DIRECTIVE ▸
List all lines in the material below that contain "фанидан".

GIVEN RECORDS ▸
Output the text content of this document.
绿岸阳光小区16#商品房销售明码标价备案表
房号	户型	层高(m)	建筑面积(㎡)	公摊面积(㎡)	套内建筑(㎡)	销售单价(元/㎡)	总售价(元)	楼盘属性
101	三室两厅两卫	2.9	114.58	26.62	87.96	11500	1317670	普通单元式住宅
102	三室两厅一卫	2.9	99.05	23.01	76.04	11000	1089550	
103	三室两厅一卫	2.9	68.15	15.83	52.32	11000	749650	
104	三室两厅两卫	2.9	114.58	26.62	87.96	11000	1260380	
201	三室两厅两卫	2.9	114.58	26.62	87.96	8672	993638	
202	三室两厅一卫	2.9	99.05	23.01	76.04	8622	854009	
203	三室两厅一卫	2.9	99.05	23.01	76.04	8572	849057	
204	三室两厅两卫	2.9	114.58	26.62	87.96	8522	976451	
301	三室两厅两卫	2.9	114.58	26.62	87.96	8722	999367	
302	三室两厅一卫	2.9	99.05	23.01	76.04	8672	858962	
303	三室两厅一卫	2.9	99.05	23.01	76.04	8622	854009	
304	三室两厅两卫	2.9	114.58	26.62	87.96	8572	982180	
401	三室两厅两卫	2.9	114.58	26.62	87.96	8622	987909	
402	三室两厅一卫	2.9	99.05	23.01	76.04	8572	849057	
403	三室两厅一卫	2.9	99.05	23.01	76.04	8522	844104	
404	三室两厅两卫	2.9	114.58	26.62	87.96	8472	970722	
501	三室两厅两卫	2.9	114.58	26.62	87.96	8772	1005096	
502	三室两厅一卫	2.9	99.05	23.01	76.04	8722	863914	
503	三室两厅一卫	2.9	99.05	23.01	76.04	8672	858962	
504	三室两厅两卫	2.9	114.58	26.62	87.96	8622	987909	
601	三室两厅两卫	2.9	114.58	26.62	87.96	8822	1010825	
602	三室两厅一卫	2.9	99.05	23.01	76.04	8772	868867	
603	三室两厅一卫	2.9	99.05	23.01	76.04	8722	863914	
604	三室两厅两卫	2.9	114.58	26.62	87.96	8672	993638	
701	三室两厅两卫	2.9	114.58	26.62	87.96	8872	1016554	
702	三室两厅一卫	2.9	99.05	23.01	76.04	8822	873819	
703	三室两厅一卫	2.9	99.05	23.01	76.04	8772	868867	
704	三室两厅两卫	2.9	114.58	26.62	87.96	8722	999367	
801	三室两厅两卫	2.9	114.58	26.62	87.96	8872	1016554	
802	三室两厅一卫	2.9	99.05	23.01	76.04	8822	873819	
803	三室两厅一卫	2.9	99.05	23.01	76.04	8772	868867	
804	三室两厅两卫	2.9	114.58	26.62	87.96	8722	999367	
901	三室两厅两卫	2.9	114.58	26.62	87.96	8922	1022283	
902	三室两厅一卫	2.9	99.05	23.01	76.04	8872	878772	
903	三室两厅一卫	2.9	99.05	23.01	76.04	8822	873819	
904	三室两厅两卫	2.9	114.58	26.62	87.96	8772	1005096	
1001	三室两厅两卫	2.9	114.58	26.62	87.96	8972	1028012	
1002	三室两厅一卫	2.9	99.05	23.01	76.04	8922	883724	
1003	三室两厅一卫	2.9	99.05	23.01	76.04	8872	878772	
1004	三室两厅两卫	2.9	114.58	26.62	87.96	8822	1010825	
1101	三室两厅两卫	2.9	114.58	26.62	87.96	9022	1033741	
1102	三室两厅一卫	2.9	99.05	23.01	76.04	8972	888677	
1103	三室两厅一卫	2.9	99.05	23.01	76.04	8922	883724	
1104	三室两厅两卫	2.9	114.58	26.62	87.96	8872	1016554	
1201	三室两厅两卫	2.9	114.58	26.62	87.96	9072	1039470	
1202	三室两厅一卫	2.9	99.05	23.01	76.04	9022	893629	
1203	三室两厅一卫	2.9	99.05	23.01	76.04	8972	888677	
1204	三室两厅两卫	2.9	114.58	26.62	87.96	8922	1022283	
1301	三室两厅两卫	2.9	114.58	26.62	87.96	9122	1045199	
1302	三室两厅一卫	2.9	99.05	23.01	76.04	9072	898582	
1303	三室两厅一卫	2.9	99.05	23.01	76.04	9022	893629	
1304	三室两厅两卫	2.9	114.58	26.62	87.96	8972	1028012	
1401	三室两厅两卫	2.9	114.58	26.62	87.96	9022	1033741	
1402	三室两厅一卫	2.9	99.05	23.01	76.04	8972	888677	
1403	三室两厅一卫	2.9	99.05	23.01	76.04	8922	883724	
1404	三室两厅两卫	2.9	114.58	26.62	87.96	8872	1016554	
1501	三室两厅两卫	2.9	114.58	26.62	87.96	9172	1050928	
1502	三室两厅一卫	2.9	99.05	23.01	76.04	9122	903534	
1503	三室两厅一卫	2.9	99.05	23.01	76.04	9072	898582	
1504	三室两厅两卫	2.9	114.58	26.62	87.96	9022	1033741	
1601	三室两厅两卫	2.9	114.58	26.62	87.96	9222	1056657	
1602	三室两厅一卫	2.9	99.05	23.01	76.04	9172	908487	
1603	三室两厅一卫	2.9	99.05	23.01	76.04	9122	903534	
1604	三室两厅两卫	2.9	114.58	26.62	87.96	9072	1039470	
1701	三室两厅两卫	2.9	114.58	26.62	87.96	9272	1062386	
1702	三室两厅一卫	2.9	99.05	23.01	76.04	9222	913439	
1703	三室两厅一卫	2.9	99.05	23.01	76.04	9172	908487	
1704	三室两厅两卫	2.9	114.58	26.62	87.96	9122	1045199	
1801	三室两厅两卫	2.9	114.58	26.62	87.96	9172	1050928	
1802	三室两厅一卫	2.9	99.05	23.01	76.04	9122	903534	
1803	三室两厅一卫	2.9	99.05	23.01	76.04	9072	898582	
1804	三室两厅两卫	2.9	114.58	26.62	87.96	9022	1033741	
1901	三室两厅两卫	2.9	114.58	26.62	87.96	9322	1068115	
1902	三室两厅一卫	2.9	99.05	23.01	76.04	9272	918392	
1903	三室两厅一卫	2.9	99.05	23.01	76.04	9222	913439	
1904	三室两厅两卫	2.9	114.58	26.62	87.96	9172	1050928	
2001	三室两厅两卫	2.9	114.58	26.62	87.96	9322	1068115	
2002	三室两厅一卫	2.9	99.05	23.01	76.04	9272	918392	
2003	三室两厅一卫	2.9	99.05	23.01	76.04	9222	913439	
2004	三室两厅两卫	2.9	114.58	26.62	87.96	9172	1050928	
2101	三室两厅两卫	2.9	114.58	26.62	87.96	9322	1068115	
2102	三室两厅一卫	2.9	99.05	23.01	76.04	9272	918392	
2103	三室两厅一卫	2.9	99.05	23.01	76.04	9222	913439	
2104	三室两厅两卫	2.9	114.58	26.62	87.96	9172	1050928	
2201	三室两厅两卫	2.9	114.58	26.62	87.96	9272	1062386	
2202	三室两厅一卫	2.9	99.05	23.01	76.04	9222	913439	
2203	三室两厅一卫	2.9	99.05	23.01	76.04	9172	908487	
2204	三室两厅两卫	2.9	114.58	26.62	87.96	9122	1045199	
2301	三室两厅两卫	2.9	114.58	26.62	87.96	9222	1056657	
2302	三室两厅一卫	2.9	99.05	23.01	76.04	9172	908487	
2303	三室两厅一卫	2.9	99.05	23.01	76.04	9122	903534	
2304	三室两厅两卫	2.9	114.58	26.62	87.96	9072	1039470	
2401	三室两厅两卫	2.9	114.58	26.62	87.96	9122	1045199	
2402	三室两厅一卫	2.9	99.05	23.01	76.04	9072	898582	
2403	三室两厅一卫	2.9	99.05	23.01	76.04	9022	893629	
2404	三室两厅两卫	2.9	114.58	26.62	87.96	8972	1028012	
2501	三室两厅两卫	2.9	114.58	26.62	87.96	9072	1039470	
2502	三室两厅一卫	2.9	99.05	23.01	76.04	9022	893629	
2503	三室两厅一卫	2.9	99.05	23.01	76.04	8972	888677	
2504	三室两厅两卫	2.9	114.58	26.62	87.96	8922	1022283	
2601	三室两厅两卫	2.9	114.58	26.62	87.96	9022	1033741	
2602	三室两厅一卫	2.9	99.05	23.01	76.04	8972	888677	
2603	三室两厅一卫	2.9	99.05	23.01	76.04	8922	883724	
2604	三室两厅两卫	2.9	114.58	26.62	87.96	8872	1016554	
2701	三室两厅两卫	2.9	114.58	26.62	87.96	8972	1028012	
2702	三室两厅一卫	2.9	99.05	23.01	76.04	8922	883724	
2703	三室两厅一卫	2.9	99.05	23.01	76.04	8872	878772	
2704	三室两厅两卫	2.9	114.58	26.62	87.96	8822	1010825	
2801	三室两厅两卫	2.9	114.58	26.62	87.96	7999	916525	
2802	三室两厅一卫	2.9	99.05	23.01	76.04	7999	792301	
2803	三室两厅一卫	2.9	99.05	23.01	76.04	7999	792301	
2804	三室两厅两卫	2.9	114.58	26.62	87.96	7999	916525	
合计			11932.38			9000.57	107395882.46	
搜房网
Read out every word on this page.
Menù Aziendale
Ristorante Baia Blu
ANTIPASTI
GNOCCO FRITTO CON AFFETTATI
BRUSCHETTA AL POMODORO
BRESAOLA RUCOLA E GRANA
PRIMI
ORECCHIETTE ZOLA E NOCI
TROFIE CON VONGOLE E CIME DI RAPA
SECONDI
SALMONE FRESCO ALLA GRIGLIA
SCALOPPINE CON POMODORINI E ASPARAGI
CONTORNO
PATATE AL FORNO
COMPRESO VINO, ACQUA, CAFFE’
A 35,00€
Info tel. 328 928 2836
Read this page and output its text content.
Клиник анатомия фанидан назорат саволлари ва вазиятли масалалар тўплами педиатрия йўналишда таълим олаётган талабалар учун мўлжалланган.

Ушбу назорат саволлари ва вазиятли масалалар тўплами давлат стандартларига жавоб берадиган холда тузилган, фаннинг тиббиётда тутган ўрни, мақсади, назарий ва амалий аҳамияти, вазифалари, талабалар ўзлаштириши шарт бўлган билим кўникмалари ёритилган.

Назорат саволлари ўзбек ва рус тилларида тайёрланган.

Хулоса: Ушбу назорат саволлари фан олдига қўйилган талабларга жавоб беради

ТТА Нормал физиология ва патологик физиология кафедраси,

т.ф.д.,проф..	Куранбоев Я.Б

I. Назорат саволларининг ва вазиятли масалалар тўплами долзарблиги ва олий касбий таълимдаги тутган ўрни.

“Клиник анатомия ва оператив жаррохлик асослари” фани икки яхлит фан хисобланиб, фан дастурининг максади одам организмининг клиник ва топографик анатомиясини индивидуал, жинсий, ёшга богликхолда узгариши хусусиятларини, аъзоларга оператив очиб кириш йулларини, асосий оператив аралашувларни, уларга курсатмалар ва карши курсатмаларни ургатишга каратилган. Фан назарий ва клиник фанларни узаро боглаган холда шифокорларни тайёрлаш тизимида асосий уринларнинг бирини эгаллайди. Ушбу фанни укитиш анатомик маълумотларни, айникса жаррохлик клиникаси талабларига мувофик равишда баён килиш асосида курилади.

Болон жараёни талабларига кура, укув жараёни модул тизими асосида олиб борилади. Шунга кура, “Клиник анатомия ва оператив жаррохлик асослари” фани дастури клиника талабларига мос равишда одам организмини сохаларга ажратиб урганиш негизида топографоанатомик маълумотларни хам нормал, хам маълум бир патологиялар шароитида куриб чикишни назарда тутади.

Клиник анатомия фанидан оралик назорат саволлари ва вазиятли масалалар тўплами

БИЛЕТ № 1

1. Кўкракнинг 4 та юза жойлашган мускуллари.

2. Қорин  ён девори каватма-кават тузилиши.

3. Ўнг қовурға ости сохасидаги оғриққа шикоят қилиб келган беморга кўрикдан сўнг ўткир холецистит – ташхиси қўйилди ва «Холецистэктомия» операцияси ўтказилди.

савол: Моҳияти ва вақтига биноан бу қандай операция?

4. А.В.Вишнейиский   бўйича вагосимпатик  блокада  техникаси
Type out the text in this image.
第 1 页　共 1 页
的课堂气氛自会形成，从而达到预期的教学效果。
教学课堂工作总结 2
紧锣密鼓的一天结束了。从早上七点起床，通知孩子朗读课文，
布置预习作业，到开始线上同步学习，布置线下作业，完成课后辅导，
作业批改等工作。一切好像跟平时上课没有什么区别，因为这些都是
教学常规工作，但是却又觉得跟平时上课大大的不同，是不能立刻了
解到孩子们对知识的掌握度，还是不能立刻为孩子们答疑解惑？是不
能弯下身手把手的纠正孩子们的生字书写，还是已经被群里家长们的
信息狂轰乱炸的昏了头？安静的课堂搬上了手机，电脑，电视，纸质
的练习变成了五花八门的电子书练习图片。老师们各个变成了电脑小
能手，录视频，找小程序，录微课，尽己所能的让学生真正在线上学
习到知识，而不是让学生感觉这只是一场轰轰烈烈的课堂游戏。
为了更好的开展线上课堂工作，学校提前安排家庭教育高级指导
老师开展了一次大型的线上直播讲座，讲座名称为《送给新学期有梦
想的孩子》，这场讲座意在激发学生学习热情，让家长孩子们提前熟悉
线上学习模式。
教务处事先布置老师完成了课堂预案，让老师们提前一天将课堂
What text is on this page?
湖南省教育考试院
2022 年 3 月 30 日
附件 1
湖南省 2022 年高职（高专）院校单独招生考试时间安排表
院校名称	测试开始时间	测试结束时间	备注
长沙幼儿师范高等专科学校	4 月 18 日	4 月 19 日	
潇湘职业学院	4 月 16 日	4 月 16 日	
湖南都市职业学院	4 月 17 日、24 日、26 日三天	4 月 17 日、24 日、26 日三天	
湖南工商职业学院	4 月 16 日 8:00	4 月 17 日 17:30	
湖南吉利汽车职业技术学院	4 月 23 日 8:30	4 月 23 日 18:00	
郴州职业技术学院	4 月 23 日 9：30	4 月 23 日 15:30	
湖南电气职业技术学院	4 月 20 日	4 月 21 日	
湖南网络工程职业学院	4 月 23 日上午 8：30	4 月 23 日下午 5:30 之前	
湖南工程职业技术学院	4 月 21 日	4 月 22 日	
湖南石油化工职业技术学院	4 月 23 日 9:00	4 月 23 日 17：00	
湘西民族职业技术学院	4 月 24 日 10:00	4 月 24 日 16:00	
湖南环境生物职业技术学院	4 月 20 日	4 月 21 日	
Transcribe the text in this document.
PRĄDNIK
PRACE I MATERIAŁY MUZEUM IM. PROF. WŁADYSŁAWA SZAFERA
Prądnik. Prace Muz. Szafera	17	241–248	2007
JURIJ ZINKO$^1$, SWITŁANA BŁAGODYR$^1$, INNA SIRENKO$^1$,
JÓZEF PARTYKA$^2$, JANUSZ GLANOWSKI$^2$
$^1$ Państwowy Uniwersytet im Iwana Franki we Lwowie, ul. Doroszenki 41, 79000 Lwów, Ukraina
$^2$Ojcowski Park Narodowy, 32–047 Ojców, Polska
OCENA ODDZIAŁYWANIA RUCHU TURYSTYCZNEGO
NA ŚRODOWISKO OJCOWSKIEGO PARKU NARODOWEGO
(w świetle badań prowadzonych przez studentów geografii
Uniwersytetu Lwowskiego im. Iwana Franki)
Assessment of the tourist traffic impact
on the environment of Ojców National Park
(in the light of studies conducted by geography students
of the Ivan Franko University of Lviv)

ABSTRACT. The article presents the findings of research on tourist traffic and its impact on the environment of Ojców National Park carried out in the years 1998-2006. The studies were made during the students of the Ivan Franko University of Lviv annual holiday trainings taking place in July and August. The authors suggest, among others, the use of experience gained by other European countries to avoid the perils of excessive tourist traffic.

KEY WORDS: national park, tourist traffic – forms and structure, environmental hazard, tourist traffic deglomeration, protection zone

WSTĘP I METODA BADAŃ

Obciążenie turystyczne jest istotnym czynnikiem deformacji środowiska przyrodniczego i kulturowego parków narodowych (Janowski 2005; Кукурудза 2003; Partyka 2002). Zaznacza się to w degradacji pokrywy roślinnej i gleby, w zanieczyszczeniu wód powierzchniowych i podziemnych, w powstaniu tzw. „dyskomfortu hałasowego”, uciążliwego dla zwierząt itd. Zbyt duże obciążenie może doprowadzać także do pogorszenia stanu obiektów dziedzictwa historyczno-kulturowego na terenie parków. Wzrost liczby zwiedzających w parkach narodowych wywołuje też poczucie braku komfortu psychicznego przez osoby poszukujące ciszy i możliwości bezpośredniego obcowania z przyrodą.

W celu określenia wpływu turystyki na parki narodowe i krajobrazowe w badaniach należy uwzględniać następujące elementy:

PROBLEM SOLUTION ▸
Клиник анатомия фанидан назорат саволлари ва вазиятли масалалар тўплами педиатрия йўналишда таълим олаётган талабалар учун мўлжалланган.
Клиник анатомия фанидан оралик назорат саволлари ва вазиятли масалалар тўплами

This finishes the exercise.